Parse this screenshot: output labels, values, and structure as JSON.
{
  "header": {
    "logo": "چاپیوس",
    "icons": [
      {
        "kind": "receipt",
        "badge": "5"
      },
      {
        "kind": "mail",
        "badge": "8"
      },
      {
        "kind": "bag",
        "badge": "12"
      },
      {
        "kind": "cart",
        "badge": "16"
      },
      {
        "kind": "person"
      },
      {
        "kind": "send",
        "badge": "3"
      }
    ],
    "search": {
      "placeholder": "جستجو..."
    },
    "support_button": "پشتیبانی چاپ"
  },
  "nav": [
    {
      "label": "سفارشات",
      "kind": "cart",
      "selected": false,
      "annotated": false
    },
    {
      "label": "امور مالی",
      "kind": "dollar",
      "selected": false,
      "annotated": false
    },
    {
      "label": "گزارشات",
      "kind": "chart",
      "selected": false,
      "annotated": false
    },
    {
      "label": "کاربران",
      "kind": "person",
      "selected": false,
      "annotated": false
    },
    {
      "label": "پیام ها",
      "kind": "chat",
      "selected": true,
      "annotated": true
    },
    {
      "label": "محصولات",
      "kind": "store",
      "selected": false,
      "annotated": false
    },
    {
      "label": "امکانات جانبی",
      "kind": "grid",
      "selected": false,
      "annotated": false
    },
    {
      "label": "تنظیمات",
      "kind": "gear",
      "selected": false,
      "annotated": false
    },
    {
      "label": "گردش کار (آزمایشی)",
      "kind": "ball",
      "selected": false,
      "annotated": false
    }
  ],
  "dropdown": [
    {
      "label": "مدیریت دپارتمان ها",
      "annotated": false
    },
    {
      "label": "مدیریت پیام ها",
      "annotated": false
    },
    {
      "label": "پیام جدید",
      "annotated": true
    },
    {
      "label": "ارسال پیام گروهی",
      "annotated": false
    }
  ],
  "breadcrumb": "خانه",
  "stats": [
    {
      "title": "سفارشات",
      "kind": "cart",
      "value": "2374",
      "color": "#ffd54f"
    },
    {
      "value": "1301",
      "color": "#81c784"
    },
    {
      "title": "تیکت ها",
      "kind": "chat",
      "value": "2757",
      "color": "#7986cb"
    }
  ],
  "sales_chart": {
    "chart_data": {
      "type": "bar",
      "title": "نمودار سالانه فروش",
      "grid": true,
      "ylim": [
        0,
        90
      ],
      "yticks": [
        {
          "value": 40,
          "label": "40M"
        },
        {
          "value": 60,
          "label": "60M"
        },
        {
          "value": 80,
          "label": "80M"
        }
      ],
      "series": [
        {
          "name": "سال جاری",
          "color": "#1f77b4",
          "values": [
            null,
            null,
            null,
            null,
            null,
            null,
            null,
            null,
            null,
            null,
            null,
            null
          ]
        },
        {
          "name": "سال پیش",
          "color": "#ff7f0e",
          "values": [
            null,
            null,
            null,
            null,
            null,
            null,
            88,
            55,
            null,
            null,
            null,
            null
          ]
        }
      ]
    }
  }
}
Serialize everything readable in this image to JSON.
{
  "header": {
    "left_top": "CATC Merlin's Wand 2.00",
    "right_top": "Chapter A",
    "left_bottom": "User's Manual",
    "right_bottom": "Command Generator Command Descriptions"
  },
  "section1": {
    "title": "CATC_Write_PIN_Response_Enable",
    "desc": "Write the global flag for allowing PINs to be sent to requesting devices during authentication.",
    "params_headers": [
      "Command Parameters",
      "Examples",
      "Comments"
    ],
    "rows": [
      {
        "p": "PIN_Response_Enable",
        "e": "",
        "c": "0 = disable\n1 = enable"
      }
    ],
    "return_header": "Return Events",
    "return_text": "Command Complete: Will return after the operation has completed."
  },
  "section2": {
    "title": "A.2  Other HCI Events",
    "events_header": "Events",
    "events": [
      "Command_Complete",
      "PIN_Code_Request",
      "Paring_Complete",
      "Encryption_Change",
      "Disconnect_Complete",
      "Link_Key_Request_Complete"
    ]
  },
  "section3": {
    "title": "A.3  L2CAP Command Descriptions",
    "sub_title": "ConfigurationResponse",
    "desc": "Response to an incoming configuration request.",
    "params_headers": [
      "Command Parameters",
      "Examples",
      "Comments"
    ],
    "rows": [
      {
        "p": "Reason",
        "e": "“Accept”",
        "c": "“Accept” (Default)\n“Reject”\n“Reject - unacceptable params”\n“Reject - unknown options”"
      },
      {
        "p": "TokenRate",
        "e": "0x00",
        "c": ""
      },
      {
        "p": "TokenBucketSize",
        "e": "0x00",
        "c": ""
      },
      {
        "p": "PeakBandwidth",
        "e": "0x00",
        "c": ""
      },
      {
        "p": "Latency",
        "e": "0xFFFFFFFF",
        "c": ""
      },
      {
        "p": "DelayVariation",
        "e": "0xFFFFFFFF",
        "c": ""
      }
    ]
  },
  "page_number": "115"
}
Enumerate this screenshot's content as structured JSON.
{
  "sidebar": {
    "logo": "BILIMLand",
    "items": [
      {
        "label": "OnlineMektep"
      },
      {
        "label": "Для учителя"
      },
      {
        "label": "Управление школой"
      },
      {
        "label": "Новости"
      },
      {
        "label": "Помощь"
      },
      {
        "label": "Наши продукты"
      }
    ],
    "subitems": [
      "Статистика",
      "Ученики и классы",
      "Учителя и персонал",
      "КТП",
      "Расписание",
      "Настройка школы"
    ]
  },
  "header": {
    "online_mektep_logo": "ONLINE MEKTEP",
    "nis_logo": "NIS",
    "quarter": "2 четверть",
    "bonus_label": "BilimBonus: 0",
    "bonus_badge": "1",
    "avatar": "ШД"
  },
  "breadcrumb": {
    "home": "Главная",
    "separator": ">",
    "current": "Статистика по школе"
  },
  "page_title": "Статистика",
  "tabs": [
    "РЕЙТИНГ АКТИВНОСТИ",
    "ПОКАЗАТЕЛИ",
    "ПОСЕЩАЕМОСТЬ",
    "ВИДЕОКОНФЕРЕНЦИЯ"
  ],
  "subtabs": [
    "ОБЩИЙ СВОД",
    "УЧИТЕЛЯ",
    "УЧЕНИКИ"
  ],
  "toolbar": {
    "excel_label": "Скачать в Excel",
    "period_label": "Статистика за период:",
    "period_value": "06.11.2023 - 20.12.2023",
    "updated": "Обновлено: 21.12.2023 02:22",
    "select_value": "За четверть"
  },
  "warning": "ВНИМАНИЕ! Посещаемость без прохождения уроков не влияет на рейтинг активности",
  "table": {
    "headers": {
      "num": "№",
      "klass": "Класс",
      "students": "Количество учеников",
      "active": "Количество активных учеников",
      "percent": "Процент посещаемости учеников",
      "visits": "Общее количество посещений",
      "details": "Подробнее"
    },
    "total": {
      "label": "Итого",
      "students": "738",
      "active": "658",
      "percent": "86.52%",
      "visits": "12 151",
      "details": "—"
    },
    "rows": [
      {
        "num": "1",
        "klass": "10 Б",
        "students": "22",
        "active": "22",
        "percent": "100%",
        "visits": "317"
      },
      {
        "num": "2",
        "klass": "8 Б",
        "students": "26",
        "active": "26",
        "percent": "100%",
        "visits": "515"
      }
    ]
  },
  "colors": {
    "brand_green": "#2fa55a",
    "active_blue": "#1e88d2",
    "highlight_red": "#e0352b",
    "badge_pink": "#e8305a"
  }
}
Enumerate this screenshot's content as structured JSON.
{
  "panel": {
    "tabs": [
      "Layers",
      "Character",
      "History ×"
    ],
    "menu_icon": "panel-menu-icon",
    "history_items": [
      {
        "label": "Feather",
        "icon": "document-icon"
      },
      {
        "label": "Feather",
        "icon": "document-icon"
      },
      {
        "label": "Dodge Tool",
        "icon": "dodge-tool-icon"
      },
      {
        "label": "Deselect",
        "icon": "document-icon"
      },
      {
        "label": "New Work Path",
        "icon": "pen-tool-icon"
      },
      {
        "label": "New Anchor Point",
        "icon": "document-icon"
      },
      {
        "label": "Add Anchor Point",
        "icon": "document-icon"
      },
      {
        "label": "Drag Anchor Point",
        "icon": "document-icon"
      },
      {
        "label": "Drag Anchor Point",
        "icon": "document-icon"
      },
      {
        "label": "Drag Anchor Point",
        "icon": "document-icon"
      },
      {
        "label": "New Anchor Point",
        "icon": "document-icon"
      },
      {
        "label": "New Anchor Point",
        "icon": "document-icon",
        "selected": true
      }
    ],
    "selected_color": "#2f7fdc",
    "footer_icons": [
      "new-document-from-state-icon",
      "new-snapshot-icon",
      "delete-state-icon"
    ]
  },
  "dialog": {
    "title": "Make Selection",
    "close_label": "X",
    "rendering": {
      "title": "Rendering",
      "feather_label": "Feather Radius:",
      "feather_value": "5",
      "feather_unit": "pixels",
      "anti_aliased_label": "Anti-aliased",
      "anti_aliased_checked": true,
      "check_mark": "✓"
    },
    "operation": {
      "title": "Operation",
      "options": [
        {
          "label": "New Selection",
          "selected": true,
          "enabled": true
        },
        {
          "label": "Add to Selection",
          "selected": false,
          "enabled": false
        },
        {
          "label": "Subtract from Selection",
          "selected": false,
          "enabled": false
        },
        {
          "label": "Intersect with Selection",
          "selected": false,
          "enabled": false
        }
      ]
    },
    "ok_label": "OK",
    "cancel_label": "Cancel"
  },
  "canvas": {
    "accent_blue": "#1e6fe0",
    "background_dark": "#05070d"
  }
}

○ ○ ○

WORK TO BE COMPLETED: How many lines of the data hold the string "Статистика"? Reply with the number alone.

REPLY TO THE EXERCISE: 4